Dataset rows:
[start]

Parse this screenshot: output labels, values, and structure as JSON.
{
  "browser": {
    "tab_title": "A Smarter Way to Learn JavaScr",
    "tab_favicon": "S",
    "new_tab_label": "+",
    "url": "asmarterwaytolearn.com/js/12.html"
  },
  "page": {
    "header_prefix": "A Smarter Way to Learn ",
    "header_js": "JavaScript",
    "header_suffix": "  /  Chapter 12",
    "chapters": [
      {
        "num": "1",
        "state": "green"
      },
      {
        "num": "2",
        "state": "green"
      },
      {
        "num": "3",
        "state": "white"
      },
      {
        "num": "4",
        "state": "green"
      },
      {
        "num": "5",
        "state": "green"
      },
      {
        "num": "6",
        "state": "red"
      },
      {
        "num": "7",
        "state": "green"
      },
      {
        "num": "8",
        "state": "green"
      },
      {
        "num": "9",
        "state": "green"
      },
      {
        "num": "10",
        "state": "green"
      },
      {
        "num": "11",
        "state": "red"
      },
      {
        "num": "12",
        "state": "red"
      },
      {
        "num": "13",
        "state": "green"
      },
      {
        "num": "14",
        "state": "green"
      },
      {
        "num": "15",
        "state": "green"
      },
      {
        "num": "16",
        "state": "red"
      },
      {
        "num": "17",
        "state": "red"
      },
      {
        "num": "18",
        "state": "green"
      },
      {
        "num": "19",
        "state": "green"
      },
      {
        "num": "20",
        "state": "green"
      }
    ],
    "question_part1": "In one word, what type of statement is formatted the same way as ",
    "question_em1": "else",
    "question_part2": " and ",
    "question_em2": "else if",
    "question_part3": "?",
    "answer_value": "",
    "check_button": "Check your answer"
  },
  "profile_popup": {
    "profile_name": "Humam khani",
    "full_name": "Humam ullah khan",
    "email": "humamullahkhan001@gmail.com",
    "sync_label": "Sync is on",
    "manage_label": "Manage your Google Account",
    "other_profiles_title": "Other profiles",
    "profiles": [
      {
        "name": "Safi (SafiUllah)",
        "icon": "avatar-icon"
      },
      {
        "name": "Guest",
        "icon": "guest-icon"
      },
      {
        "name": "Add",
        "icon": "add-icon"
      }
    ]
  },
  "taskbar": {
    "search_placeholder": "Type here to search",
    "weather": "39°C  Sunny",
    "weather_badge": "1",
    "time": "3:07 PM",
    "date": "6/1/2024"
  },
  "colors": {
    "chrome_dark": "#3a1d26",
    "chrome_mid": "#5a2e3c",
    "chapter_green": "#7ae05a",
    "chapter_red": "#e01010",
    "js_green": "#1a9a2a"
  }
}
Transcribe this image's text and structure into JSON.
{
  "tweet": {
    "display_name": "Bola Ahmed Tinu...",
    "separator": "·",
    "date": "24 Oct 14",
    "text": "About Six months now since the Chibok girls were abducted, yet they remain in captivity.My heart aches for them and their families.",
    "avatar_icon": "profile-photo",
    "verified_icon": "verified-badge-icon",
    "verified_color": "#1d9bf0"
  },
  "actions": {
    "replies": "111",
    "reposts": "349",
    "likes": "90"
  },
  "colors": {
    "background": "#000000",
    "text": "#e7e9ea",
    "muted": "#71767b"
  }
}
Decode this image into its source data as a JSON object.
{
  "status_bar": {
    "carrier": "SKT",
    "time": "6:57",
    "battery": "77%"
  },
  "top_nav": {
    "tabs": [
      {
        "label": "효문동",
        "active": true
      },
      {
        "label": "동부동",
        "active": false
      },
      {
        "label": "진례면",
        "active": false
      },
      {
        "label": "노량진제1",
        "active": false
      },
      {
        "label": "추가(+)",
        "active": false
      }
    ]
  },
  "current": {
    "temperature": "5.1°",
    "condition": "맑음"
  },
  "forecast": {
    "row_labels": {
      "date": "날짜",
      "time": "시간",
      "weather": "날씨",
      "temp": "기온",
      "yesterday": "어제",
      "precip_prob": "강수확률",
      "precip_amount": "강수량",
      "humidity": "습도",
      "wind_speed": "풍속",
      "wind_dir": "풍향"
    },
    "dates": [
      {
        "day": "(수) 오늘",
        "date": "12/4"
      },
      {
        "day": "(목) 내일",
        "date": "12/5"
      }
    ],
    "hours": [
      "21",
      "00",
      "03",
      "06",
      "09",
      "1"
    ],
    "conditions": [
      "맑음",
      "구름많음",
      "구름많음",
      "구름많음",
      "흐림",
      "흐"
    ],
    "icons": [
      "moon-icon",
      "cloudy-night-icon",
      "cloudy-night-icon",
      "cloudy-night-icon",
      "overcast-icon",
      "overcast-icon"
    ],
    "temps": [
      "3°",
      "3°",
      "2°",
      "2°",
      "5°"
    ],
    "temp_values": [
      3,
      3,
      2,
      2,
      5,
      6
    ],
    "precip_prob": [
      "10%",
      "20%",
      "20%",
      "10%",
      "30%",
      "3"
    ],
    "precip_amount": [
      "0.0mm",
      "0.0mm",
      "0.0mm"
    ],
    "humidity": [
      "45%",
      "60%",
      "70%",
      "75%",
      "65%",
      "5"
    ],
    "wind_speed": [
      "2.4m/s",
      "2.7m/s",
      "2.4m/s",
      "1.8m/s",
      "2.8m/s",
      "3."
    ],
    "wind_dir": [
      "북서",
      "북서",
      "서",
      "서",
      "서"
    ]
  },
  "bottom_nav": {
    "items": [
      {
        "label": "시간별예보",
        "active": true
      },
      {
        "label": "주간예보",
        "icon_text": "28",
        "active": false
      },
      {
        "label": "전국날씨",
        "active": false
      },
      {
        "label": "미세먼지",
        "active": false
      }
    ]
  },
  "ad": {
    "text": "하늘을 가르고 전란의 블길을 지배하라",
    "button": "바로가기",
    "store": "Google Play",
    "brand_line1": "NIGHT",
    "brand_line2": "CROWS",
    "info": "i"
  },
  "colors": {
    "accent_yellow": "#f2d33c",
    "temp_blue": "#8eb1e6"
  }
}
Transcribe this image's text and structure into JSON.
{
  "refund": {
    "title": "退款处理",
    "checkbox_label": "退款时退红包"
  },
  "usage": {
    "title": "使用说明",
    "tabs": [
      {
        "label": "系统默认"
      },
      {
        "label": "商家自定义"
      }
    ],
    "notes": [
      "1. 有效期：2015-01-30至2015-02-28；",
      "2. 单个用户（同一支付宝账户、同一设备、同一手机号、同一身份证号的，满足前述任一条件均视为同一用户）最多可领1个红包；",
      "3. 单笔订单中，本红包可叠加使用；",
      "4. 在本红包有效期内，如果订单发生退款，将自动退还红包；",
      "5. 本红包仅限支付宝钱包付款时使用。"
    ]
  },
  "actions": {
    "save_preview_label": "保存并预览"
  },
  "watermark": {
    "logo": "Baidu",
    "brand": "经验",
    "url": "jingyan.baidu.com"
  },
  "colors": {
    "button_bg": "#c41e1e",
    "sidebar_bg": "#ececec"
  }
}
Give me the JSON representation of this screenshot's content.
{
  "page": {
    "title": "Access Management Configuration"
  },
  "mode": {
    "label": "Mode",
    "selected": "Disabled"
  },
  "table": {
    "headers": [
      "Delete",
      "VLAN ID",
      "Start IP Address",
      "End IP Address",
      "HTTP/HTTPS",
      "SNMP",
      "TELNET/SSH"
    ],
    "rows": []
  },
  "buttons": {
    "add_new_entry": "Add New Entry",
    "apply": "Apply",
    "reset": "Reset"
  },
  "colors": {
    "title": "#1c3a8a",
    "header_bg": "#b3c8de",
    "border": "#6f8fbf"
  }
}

[end]

TO DO = Copy out each record exactly as given, omitting none.

TASK RESPONSE =
Parse this screenshot: output labels, values, and structure as JSON.
{
  "browser": {
    "tab_title": "A Smarter Way to Learn JavaScr",
    "tab_favicon": "S",
    "new_tab_label": "+",
    "url": "asmarterwaytolearn.com/js/12.html"
  },
  "page": {
    "header_prefix": "A Smarter Way to Learn ",
    "header_js": "JavaScript",
    "header_suffix": "  /  Chapter 12",
    "chapters": [
      {
        "num": "1",
        "state": "green"
      },
      {
        "num": "2",
        "state": "green"
      },
      {
        "num": "3",
        "state": "white"
      },
      {
        "num": "4",
        "state": "green"
      },
      {
        "num": "5",
        "state": "green"
      },
      {
        "num": "6",
        "state": "red"
      },
      {
        "num": "7",
        "state": "green"
      },
      {
        "num": "8",
        "state": "green"
      },
      {
        "num": "9",
        "state": "green"
      },
      {
        "num": "10",
        "state": "green"
      },
      {
        "num": "11",
        "state": "red"
      },
      {
        "num": "12",
        "state": "red"
      },
      {
        "num": "13",
        "state": "green"
      },
      {
        "num": "14",
        "state": "green"
      },
      {
        "num": "15",
        "state": "green"
      },
      {
        "num": "16",
        "state": "red"
      },
      {
        "num": "17",
        "state": "red"
      },
      {
        "num": "18",
        "state": "green"
      },
      {
        "num": "19",
        "state": "green"
      },
      {
        "num": "20",
        "state": "green"
      }
    ],
    "question_part1": "In one word, what type of statement is formatted the same way as ",
    "question_em1": "else",
    "question_part2": " and ",
    "question_em2": "else if",
    "question_part3": "?",
    "answer_value": "",
    "check_button": "Check your answer"
  },
  "profile_popup": {
    "profile_name": "Humam khani",
    "full_name": "Humam ullah khan",
    "email": "humamullahkhan001@gmail.com",
    "sync_label": "Sync is on",
    "manage_label": "Manage your Google Account",
    "other_profiles_title": "Other profiles",
    "profiles": [
      {
        "name": "Safi (SafiUllah)",
        "icon": "avatar-icon"
      },
      {
        "name": "Guest",
        "icon": "guest-icon"
      },
      {
        "name": "Add",
        "icon": "add-icon"
      }
    ]
  },
  "taskbar": {
    "search_placeholder": "Type here to search",
    "weather": "39°C  Sunny",
    "weather_badge": "1",
    "time": "3:07 PM",
    "date": "6/1/2024"
  },
  "colors": {
    "chrome_dark": "#3a1d26",
    "chrome_mid": "#5a2e3c",
    "chapter_green": "#7ae05a",
    "chapter_red": "#e01010",
    "js_green": "#1a9a2a"
  }
}
Transcribe this image's text and structure into JSON.
{
  "tweet": {
    "display_name": "Bola Ahmed Tinu...",
    "separator": "·",
    "date": "24 Oct 14",
    "text": "About Six months now since the Chibok girls were abducted, yet they remain in captivity.My heart aches for them and their families.",
    "avatar_icon": "profile-photo",
    "verified_icon": "verified-badge-icon",
    "verified_color": "#1d9bf0"
  },
  "actions": {
    "replies": "111",
    "reposts": "349",
    "likes": "90"
  },
  "colors": {
    "background": "#000000",
    "text": "#e7e9ea",
    "muted": "#71767b"
  }
}
Decode this image into its source data as a JSON object.
{
  "status_bar": {
    "carrier": "SKT",
    "time": "6:57",
    "battery": "77%"
  },
  "top_nav": {
    "tabs": [
      {
        "label": "효문동",
        "active": true
      },
      {
        "label": "동부동",
        "active": false
      },
      {
        "label": "진례면",
        "active": false
      },
      {
        "label": "노량진제1",
        "active": false
      },
      {
        "label": "추가(+)",
        "active": false
      }
    ]
  },
  "current": {
    "temperature": "5.1°",
    "condition": "맑음"
  },
  "forecast": {
    "row_labels": {
      "date": "날짜",
      "time": "시간",
      "weather": "날씨",
      "temp": "기온",
      "yesterday": "어제",
      "precip_prob": "강수확률",
      "precip_amount": "강수량",
      "humidity": "습도",
      "wind_speed": "풍속",
      "wind_dir": "풍향"
    },
    "dates": [
      {
        "day": "(수) 오늘",
        "date": "12/4"
      },
      {
        "day": "(목) 내일",
        "date": "12/5"
      }
    ],
    "hours": [
      "21",
      "00",
      "03",
      "06",
      "09",
      "1"
    ],
    "conditions": [
      "맑음",
      "구름많음",
      "구름많음",
      "구름많음",
      "흐림",
      "흐"
    ],
    "icons": [
      "moon-icon",
      "cloudy-night-icon",
      "cloudy-night-icon",
      "cloudy-night-icon",
      "overcast-icon",
      "overcast-icon"
    ],
    "temps": [
      "3°",
      "3°",
      "2°",
      "2°",
      "5°"
    ],
    "temp_values": [
      3,
      3,
      2,
      2,
      5,
      6
    ],
    "precip_prob": [
      "10%",
      "20%",
      "20%",
      "10%",
      "30%",
      "3"
    ],
    "precip_amount": [
      "0.0mm",
      "0.0mm",
      "0.0mm"
    ],
    "humidity": [
      "45%",
      "60%",
      "70%",
      "75%",
      "65%",
      "5"
    ],
    "wind_speed": [
      "2.4m/s",
      "2.7m/s",
      "2.4m/s",
      "1.8m/s",
      "2.8m/s",
      "3."
    ],
    "wind_dir": [
      "북서",
      "북서",
      "서",
      "서",
      "서"
    ]
  },
  "bottom_nav": {
    "items": [
      {
        "label": "시간별예보",
        "active": true
      },
      {
        "label": "주간예보",
        "icon_text": "28",
        "active": false
      },
      {
        "label": "전국날씨",
        "active": false
      },
      {
        "label": "미세먼지",
        "active": false
      }
    ]
  },
  "ad": {
    "text": "하늘을 가르고 전란의 블길을 지배하라",
    "button": "바로가기",
    "store": "Google Play",
    "brand_line1": "NIGHT",
    "brand_line2": "CROWS",
    "info": "i"
  },
  "colors": {
    "accent_yellow": "#f2d33c",
    "temp_blue": "#8eb1e6"
  }
}
Transcribe this image's text and structure into JSON.
{
  "refund": {
    "title": "退款处理",
    "checkbox_label": "退款时退红包"
  },
  "usage": {
    "title": "使用说明",
    "tabs": [
      {
        "label": "系统默认"
      },
      {
        "label": "商家自定义"
      }
    ],
    "notes": [
      "1. 有效期：2015-01-30至2015-02-28；",
      "2. 单个用户（同一支付宝账户、同一设备、同一手机号、同一身份证号的，满足前述任一条件均视为同一用户）最多可领1个红包；",
      "3. 单笔订单中，本红包可叠加使用；",
      "4. 在本红包有效期内，如果订单发生退款，将自动退还红包；",
      "5. 本红包仅限支付宝钱包付款时使用。"
    ]
  },
  "actions": {
    "save_preview_label": "保存并预览"
  },
  "watermark": {
    "logo": "Baidu",
    "brand": "经验",
    "url": "jingyan.baidu.com"
  },
  "colors": {
    "button_bg": "#c41e1e",
    "sidebar_bg": "#ececec"
  }
}
Give me the JSON representation of this screenshot's content.
{
  "page": {
    "title": "Access Management Configuration"
  },
  "mode": {
    "label": "Mode",
    "selected": "Disabled"
  },
  "table": {
    "headers": [
      "Delete",
      "VLAN ID",
      "Start IP Address",
      "End IP Address",
      "HTTP/HTTPS",
      "SNMP",
      "TELNET/SSH"
    ],
    "rows": []
  },
  "buttons": {
    "add_new_entry": "Add New Entry",
    "apply": "Apply",
    "reset": "Reset"
  },
  "colors": {
    "title": "#1c3a8a",
    "header_bg": "#b3c8de",
    "border": "#6f8fbf"
  }
}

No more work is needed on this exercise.